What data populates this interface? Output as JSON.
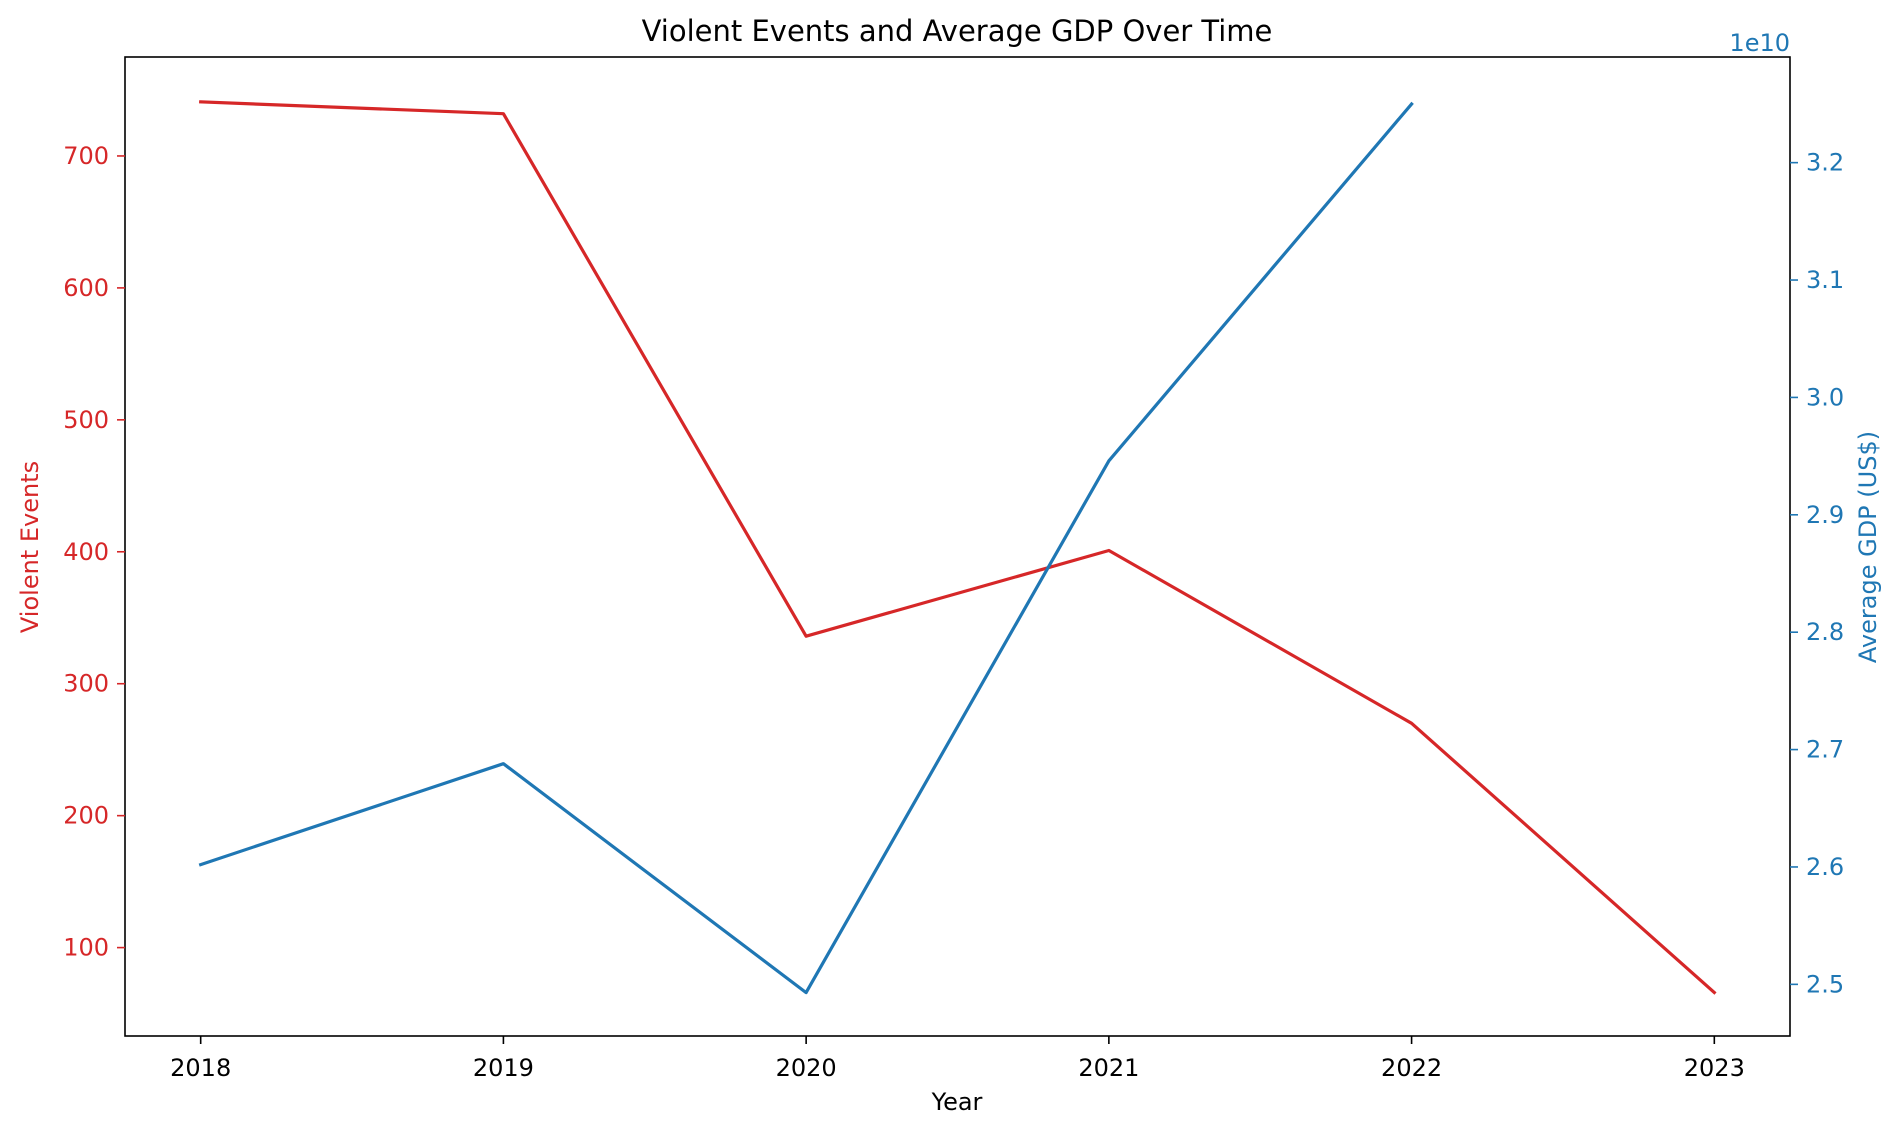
{
  "chart_data": {
    "type": "line",
    "title": "Violent Events and Average GDP Over Time",
    "xlabel": "Year",
    "x": [
      2018,
      2019,
      2020,
      2021,
      2022,
      2023
    ],
    "x_tick_labels": [
      "2018",
      "2019",
      "2020",
      "2021",
      "2022",
      "2023"
    ],
    "xlim": [
      2017.75,
      2023.25
    ],
    "grid": false,
    "left_axis": {
      "label": "Violent Events",
      "color": "#d62728",
      "ylim": [
        33,
        775
      ],
      "ticks": [
        100,
        200,
        300,
        400,
        500,
        600,
        700
      ],
      "tick_labels": [
        "100",
        "200",
        "300",
        "400",
        "500",
        "600",
        "700"
      ]
    },
    "right_axis": {
      "label": "Average GDP (US$)",
      "color": "#1f77b4",
      "offset_text": "1e10",
      "ylim": [
        2.456,
        3.29
      ],
      "ticks": [
        2.5,
        2.6,
        2.7,
        2.8,
        2.9,
        3.0,
        3.1,
        3.2
      ],
      "tick_labels": [
        "2.5",
        "2.6",
        "2.7",
        "2.8",
        "2.9",
        "3.0",
        "3.1",
        "3.2"
      ]
    },
    "series": [
      {
        "axis": "left",
        "color": "#d62728",
        "x": [
          2018,
          2019,
          2020,
          2021,
          2022,
          2023
        ],
        "values": [
          741,
          732,
          336,
          401,
          270,
          66
        ]
      },
      {
        "axis": "right",
        "color": "#1f77b4",
        "x": [
          2018,
          2019,
          2020,
          2021,
          2022
        ],
        "values": [
          2.602,
          2.688,
          2.493,
          2.946,
          3.25
        ]
      }
    ]
  }
}
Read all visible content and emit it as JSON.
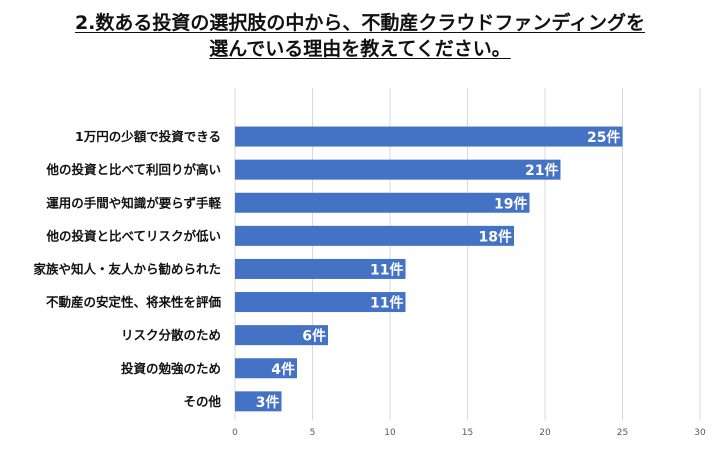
{
  "chart_data": {
    "type": "bar",
    "orientation": "horizontal",
    "title_line1": "2.数ある投資の選択肢の中から、不動産クラウドファンディングを",
    "title_line2": "選んでいる理由を教えてください。",
    "categories": [
      "1万円の少額で投資できる",
      "他の投資と比べて利回りが高い",
      "運用の手間や知識が要らず手軽",
      "他の投資と比べてリスクが低い",
      "家族や知人・友人から勧められた",
      "不動産の安定性、将来性を評価",
      "リスク分散のため",
      "投資の勉強のため",
      "その他"
    ],
    "values": [
      25,
      21,
      19,
      18,
      11,
      11,
      6,
      4,
      3
    ],
    "data_labels": [
      "25件",
      "21件",
      "19件",
      "18件",
      "11件",
      "11件",
      "6件",
      "4件",
      "3件"
    ],
    "xlim": [
      0,
      30
    ],
    "xticks": [
      "0",
      "5",
      "10",
      "15",
      "20",
      "25",
      "30"
    ],
    "grid": true,
    "bar_color": "#4472C4"
  }
}
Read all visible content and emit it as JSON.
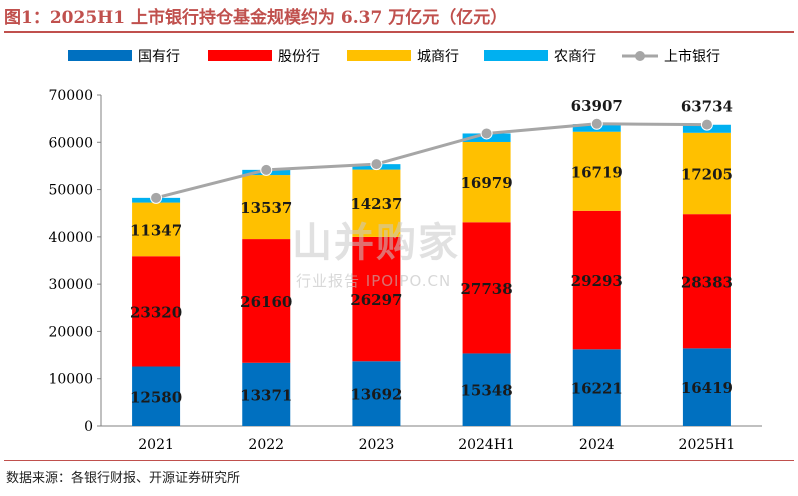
{
  "title": "图1：2025H1 上市银行持仓基金规模约为 6.37 万亿元（亿元）",
  "source": "数据来源：各银行财报、开源证券研究所",
  "watermark": {
    "main": "⼭并购家",
    "sub": "行业报告 IPOIPO.CN"
  },
  "chart_data": {
    "type": "bar",
    "stacked": true,
    "categories": [
      "2021",
      "2022",
      "2023",
      "2024H1",
      "2024",
      "2025H1"
    ],
    "ylim": [
      0,
      70000
    ],
    "yticks": [
      0,
      10000,
      20000,
      30000,
      40000,
      50000,
      60000,
      70000
    ],
    "legend_position": "top",
    "grid": false,
    "series": [
      {
        "name": "国有行",
        "color": "#0070c0",
        "values": [
          12580,
          13371,
          13692,
          15348,
          16221,
          16419
        ],
        "labels": [
          true,
          true,
          true,
          true,
          true,
          true
        ]
      },
      {
        "name": "股份行",
        "color": "#ff0000",
        "values": [
          23320,
          26160,
          26297,
          27738,
          29293,
          28383
        ],
        "labels": [
          true,
          true,
          true,
          true,
          true,
          true
        ]
      },
      {
        "name": "城商行",
        "color": "#ffc000",
        "values": [
          11347,
          13537,
          14237,
          16979,
          16719,
          17205
        ],
        "labels": [
          true,
          true,
          true,
          true,
          true,
          true
        ]
      },
      {
        "name": "农商行",
        "color": "#00b0f0",
        "values": [
          1000,
          1100,
          1150,
          1800,
          1600,
          1700
        ],
        "labels": [
          false,
          false,
          false,
          false,
          false,
          false
        ]
      }
    ],
    "line": {
      "name": "上市银行",
      "color": "#a6a6a6",
      "values": [
        48250,
        54170,
        55380,
        61870,
        63907,
        63734
      ],
      "labels": [
        false,
        false,
        false,
        false,
        true,
        true
      ]
    }
  }
}
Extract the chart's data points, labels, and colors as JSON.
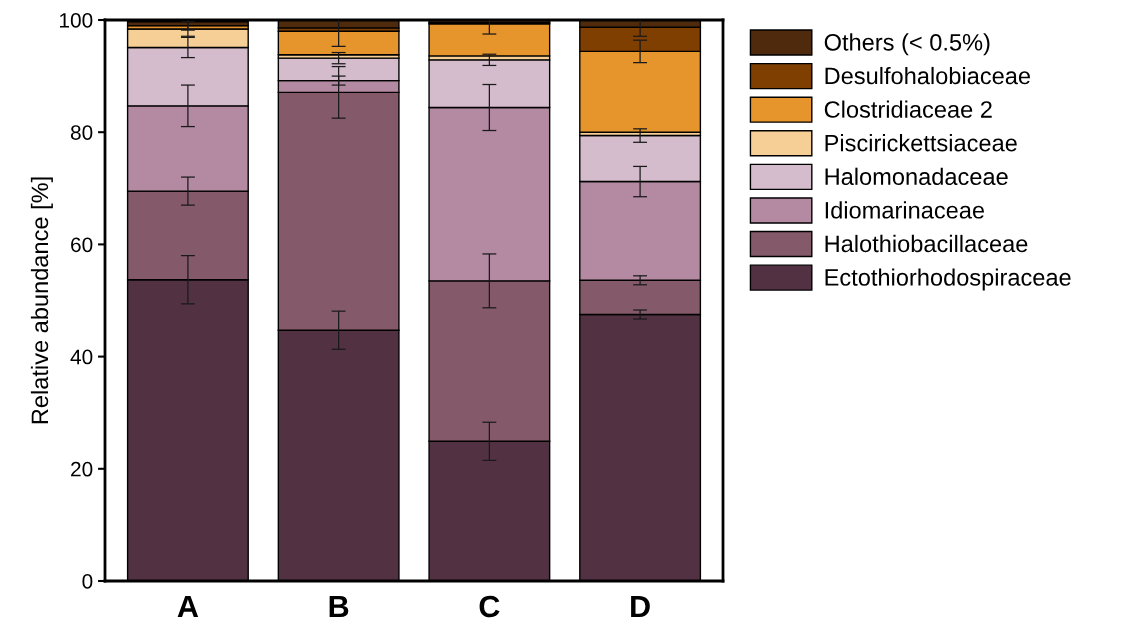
{
  "chart_data": {
    "type": "bar",
    "stacked": true,
    "ylabel": "Relative abundance [%]",
    "categories": [
      "A",
      "B",
      "C",
      "D"
    ],
    "series": [
      {
        "name": "Ectothiorhodospiraceae",
        "color": "#523143",
        "values": [
          53.7,
          44.7,
          24.9,
          47.5
        ],
        "errors": [
          4.3,
          3.4,
          3.4,
          0.8
        ]
      },
      {
        "name": "Halothiobacillaceae",
        "color": "#845a6b",
        "values": [
          15.8,
          42.4,
          28.6,
          6.1
        ],
        "errors": [
          2.5,
          4.6,
          4.8,
          0.8
        ]
      },
      {
        "name": "Idiomarinaceae",
        "color": "#b48aa3",
        "values": [
          15.2,
          2.1,
          30.9,
          17.6
        ],
        "errors": [
          3.7,
          0.8,
          4.1,
          2.7
        ]
      },
      {
        "name": "Halomonadaceae",
        "color": "#d5bccc",
        "values": [
          10.4,
          4.0,
          8.5,
          8.2
        ],
        "errors": [
          1.8,
          1.0,
          1.0,
          1.2
        ]
      },
      {
        "name": "Piscirickettsiaceae",
        "color": "#f6cf96",
        "values": [
          3.3,
          0.6,
          0.7,
          0.6
        ],
        "errors": [
          1.3,
          null,
          null,
          null
        ]
      },
      {
        "name": "Clostridiaceae 2",
        "color": "#e6942c",
        "values": [
          0.6,
          4.2,
          5.7,
          14.4
        ],
        "errors": [
          null,
          2.7,
          1.8,
          2.0
        ]
      },
      {
        "name": "Desulfohalobiaceae",
        "color": "#7f3f00",
        "values": [
          null,
          0.6,
          0.2,
          4.3
        ],
        "errors": [
          null,
          null,
          null,
          1.6
        ]
      },
      {
        "name": "Others (< 0.5%)",
        "color": "#4f2a0c",
        "values": [
          0.7,
          1.4,
          0.5,
          1.3
        ],
        "errors": [
          1.5,
          null,
          null,
          null
        ]
      }
    ],
    "ylim": [
      0,
      100
    ],
    "yticks": [
      0,
      20,
      40,
      60,
      80,
      100
    ],
    "legend": "right"
  }
}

AIM: Copy every record character for character. Skip the pictures.

OUTPUT FOR THIS TASK:
What data populates this interface? Output as JSON.
{
  "chart_data": {
    "type": "line",
    "title": "Violent Events and Average GDP Over Time",
    "xlabel": "Year",
    "x": [
      2018,
      2019,
      2020,
      2021,
      2022,
      2023
    ],
    "x_tick_labels": [
      "2018",
      "2019",
      "2020",
      "2021",
      "2022",
      "2023"
    ],
    "xlim": [
      2017.75,
      2023.25
    ],
    "grid": false,
    "left_axis": {
      "label": "Violent Events",
      "color": "#d62728",
      "ylim": [
        33,
        775
      ],
      "ticks": [
        100,
        200,
        300,
        400,
        500,
        600,
        700
      ],
      "tick_labels": [
        "100",
        "200",
        "300",
        "400",
        "500",
        "600",
        "700"
      ]
    },
    "right_axis": {
      "label": "Average GDP (US$)",
      "color": "#1f77b4",
      "offset_text": "1e10",
      "ylim": [
        2.456,
        3.29
      ],
      "ticks": [
        2.5,
        2.6,
        2.7,
        2.8,
        2.9,
        3.0,
        3.1,
        3.2
      ],
      "tick_labels": [
        "2.5",
        "2.6",
        "2.7",
        "2.8",
        "2.9",
        "3.0",
        "3.1",
        "3.2"
      ]
    },
    "series": [
      {
        "axis": "left",
        "color": "#d62728",
        "x": [
          2018,
          2019,
          2020,
          2021,
          2022,
          2023
        ],
        "values": [
          741,
          732,
          336,
          401,
          270,
          66
        ]
      },
      {
        "axis": "right",
        "color": "#1f77b4",
        "x": [
          2018,
          2019,
          2020,
          2021,
          2022
        ],
        "values": [
          2.602,
          2.688,
          2.493,
          2.946,
          3.25
        ]
      }
    ]
  }
}
Read all visible content and emit it as JSON.
{
  "chart_data": {
    "type": "bar",
    "orientation": "horizontal",
    "title_line1": "2.数ある投資の選択肢の中から、不動産クラウドファンディングを",
    "title_line2": "選んでいる理由を教えてください。",
    "categories": [
      "1万円の少額で投資できる",
      "他の投資と比べて利回りが高い",
      "運用の手間や知識が要らず手軽",
      "他の投資と比べてリスクが低い",
      "家族や知人・友人から勧められた",
      "不動産の安定性、将来性を評価",
      "リスク分散のため",
      "投資の勉強のため",
      "その他"
    ],
    "values": [
      25,
      21,
      19,
      18,
      11,
      11,
      6,
      4,
      3
    ],
    "data_labels": [
      "25件",
      "21件",
      "19件",
      "18件",
      "11件",
      "11件",
      "6件",
      "4件",
      "3件"
    ],
    "xlim": [
      0,
      30
    ],
    "xticks": [
      "0",
      "5",
      "10",
      "15",
      "20",
      "25",
      "30"
    ],
    "grid": true,
    "bar_color": "#4472C4"
  }
}
Read all visible content and emit it as JSON.
{
  "title": "图1：2025H1 上市银行持仓基金规模约为 6.37 万亿元（亿元）",
  "source": "数据来源：各银行财报、开源证券研究所",
  "watermark": {
    "main": "⼭并购家",
    "sub": "行业报告 IPOIPO.CN"
  },
  "chart_data": {
    "type": "bar",
    "stacked": true,
    "categories": [
      "2021",
      "2022",
      "2023",
      "2024H1",
      "2024",
      "2025H1"
    ],
    "ylim": [
      0,
      70000
    ],
    "yticks": [
      0,
      10000,
      20000,
      30000,
      40000,
      50000,
      60000,
      70000
    ],
    "legend_position": "top",
    "grid": false,
    "series": [
      {
        "name": "国有行",
        "color": "#0070c0",
        "values": [
          12580,
          13371,
          13692,
          15348,
          16221,
          16419
        ],
        "labels": [
          true,
          true,
          true,
          true,
          true,
          true
        ]
      },
      {
        "name": "股份行",
        "color": "#ff0000",
        "values": [
          23320,
          26160,
          26297,
          27738,
          29293,
          28383
        ],
        "labels": [
          true,
          true,
          true,
          true,
          true,
          true
        ]
      },
      {
        "name": "城商行",
        "color": "#ffc000",
        "values": [
          11347,
          13537,
          14237,
          16979,
          16719,
          17205
        ],
        "labels": [
          true,
          true,
          true,
          true,
          true,
          true
        ]
      },
      {
        "name": "农商行",
        "color": "#00b0f0",
        "values": [
          1000,
          1100,
          1150,
          1800,
          1600,
          1700
        ],
        "labels": [
          false,
          false,
          false,
          false,
          false,
          false
        ]
      }
    ],
    "line": {
      "name": "上市银行",
      "color": "#a6a6a6",
      "values": [
        48250,
        54170,
        55380,
        61870,
        63907,
        63734
      ],
      "labels": [
        false,
        false,
        false,
        false,
        true,
        true
      ]
    }
  }
}
Extract the chart's data points, labels, and colors as JSON.
{
  "chart_data": {
    "type": "bar",
    "stacked": true,
    "ylabel": "Relative abundance [%]",
    "categories": [
      "A",
      "B",
      "C",
      "D"
    ],
    "series": [
      {
        "name": "Ectothiorhodospiraceae",
        "color": "#523143",
        "values": [
          53.7,
          44.7,
          24.9,
          47.5
        ],
        "errors": [
          4.3,
          3.4,
          3.4,
          0.8
        ]
      },
      {
        "name": "Halothiobacillaceae",
        "color": "#845a6b",
        "values": [
          15.8,
          42.4,
          28.6,
          6.1
        ],
        "errors": [
          2.5,
          4.6,
          4.8,
          0.8
        ]
      },
      {
        "name": "Idiomarinaceae",
        "color": "#b48aa3",
        "values": [
          15.2,
          2.1,
          30.9,
          17.6
        ],
        "errors": [
          3.7,
          0.8,
          4.1,
          2.7
        ]
      },
      {
        "name": "Halomonadaceae",
        "color": "#d5bccc",
        "values": [
          10.4,
          4.0,
          8.5,
          8.2
        ],
        "errors": [
          1.8,
          1.0,
          1.0,
          1.2
        ]
      },
      {
        "name": "Piscirickettsiaceae",
        "color": "#f6cf96",
        "values": [
          3.3,
          0.6,
          0.7,
          0.6
        ],
        "errors": [
          1.3,
          null,
          null,
          null
        ]
      },
      {
        "name": "Clostridiaceae 2",
        "color": "#e6942c",
        "values": [
          0.6,
          4.2,
          5.7,
          14.4
        ],
        "errors": [
          null,
          2.7,
          1.8,
          2.0
        ]
      },
      {
        "name": "Desulfohalobiaceae",
        "color": "#7f3f00",
        "values": [
          null,
          0.6,
          0.2,
          4.3
        ],
        "errors": [
          null,
          null,
          null,
          1.6
        ]
      },
      {
        "name": "Others (< 0.5%)",
        "color": "#4f2a0c",
        "values": [
          0.7,
          1.4,
          0.5,
          1.3
        ],
        "errors": [
          1.5,
          null,
          null,
          null
        ]
      }
    ],
    "ylim": [
      0,
      100
    ],
    "yticks": [
      0,
      20,
      40,
      60,
      80,
      100
    ],
    "legend": "right"
  }
}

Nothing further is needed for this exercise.